═══ Input ═══

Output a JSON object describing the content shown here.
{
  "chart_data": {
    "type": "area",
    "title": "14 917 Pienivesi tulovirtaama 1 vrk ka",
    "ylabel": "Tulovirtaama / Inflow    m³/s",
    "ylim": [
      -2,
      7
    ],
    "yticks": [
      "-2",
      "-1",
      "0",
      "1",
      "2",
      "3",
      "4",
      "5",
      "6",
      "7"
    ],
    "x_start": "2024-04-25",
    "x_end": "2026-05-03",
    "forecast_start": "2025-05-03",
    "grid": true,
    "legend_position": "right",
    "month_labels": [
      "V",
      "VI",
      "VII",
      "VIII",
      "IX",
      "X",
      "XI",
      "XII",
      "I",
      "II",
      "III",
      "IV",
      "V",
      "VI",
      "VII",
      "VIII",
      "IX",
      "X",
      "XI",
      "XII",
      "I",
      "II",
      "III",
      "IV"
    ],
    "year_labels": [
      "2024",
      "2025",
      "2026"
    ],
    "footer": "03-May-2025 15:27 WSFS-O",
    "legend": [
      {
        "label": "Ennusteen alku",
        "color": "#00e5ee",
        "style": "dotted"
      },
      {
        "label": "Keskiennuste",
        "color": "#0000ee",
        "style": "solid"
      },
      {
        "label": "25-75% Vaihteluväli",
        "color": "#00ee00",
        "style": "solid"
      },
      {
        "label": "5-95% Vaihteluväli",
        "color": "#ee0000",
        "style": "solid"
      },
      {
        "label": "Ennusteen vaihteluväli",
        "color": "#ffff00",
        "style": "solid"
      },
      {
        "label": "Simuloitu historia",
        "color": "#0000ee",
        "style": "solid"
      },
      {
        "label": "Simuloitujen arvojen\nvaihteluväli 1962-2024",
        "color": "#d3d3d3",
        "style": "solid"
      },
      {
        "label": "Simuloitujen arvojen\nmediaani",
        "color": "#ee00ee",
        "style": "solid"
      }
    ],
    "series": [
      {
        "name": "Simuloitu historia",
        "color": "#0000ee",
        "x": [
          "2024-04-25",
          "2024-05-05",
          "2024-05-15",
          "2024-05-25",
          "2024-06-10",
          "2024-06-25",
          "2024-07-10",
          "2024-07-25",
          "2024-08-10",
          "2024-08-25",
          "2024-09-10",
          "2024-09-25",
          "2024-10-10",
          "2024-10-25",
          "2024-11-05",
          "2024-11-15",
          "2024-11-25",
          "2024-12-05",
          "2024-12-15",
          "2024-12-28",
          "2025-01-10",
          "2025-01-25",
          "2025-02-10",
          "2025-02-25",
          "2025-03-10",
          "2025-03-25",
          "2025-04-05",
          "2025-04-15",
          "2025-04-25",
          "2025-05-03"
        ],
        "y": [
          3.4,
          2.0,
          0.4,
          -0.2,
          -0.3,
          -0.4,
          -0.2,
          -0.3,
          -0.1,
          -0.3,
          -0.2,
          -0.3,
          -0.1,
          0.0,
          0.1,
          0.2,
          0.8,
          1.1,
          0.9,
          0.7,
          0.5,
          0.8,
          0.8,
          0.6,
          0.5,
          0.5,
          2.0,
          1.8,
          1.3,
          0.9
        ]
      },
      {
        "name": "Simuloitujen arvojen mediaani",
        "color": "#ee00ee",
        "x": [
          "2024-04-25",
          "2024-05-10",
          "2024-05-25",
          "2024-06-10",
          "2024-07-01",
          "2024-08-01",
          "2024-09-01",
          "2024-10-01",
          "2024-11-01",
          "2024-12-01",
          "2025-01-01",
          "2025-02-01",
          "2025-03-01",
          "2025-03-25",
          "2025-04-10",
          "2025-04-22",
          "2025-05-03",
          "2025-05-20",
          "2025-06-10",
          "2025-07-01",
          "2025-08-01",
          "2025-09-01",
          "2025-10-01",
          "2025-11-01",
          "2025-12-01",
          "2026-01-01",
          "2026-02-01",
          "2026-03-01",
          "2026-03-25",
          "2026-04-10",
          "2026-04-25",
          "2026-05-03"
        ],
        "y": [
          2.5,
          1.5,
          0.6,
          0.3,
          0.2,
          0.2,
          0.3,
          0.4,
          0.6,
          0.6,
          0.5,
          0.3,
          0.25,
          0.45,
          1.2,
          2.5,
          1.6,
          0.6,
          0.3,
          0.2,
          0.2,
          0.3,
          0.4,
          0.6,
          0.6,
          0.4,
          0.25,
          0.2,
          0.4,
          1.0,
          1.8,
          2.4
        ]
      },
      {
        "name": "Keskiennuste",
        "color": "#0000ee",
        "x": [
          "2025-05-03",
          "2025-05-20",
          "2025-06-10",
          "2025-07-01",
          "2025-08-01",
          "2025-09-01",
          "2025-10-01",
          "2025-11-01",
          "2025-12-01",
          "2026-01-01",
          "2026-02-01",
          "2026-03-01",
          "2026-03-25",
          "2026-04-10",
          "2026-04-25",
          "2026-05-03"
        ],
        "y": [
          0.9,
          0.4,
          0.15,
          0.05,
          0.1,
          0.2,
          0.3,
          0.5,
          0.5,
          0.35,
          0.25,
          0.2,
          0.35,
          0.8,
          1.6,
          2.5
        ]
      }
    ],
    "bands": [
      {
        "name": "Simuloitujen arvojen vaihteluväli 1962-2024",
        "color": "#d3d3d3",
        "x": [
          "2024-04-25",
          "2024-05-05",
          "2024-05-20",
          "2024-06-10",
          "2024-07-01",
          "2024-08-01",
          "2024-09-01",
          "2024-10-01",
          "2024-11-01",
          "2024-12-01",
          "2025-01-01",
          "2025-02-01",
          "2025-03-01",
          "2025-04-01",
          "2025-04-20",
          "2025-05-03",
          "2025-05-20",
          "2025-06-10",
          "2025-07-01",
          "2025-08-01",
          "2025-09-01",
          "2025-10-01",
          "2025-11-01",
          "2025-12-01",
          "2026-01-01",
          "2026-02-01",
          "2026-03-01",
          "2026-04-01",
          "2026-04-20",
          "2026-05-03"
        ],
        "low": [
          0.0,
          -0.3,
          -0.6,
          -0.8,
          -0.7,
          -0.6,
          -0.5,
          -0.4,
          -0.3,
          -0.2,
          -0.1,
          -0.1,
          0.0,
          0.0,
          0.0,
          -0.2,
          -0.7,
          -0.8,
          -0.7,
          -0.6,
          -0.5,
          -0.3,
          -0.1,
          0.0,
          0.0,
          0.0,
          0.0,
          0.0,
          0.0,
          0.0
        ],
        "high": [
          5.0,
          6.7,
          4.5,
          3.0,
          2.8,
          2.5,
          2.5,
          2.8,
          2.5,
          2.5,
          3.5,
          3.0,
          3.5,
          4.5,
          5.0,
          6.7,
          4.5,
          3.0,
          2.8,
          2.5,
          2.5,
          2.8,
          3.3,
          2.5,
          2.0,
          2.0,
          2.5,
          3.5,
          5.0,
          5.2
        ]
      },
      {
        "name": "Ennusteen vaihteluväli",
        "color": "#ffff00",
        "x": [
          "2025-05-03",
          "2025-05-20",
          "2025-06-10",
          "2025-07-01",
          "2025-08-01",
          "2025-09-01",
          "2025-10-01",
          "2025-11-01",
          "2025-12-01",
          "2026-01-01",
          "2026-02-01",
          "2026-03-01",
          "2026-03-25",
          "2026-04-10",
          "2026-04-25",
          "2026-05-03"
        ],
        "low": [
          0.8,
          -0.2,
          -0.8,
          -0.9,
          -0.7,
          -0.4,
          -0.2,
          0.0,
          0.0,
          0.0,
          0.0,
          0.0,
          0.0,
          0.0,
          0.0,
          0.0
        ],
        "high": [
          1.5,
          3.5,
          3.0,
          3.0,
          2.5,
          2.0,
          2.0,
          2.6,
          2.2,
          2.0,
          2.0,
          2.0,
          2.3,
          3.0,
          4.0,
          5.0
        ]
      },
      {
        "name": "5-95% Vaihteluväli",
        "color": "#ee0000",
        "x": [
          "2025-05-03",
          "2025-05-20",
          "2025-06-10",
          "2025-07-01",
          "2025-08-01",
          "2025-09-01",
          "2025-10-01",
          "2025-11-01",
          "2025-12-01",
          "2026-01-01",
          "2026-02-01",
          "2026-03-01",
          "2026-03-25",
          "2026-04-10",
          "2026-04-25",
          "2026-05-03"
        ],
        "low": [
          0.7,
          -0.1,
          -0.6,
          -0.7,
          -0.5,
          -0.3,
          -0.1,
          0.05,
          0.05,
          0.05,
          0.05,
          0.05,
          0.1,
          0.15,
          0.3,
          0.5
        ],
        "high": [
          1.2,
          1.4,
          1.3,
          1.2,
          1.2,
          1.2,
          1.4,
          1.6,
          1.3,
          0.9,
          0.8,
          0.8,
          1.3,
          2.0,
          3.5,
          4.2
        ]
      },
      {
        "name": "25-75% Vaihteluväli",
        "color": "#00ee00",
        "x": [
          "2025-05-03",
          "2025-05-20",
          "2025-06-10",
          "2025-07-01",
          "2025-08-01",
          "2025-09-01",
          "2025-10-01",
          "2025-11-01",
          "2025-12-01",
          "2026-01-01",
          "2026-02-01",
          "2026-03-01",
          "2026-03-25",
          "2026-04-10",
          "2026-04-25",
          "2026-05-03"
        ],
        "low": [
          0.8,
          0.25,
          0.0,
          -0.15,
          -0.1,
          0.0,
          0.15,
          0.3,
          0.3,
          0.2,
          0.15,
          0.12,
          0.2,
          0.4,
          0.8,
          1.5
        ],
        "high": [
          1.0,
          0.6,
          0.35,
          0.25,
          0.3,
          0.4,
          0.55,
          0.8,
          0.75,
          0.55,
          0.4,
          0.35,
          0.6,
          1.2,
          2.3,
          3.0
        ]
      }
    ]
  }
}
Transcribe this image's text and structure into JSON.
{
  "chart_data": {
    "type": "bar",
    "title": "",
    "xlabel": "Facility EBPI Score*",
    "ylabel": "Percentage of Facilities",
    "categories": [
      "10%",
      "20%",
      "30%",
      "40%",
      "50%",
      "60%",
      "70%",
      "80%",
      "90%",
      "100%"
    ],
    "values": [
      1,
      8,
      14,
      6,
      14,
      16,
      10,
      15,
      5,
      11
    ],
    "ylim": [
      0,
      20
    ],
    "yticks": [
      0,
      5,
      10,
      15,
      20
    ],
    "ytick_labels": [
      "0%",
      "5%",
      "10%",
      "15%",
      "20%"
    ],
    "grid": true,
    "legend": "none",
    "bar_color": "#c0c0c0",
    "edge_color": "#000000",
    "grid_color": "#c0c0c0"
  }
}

═══

Prompt: Reproduce the lines of the entries above exactly, but only from the line containing "Transcribe this image's" through the final line.

Completed exercise:
Transcribe this image's text and structure into JSON.
{
  "chart_data": {
    "type": "bar",
    "title": "",
    "xlabel": "Facility EBPI Score*",
    "ylabel": "Percentage of Facilities",
    "categories": [
      "10%",
      "20%",
      "30%",
      "40%",
      "50%",
      "60%",
      "70%",
      "80%",
      "90%",
      "100%"
    ],
    "values": [
      1,
      8,
      14,
      6,
      14,
      16,
      10,
      15,
      5,
      11
    ],
    "ylim": [
      0,
      20
    ],
    "yticks": [
      0,
      5,
      10,
      15,
      20
    ],
    "ytick_labels": [
      "0%",
      "5%",
      "10%",
      "15%",
      "20%"
    ],
    "grid": true,
    "legend": "none",
    "bar_color": "#c0c0c0",
    "edge_color": "#000000",
    "grid_color": "#c0c0c0"
  }
}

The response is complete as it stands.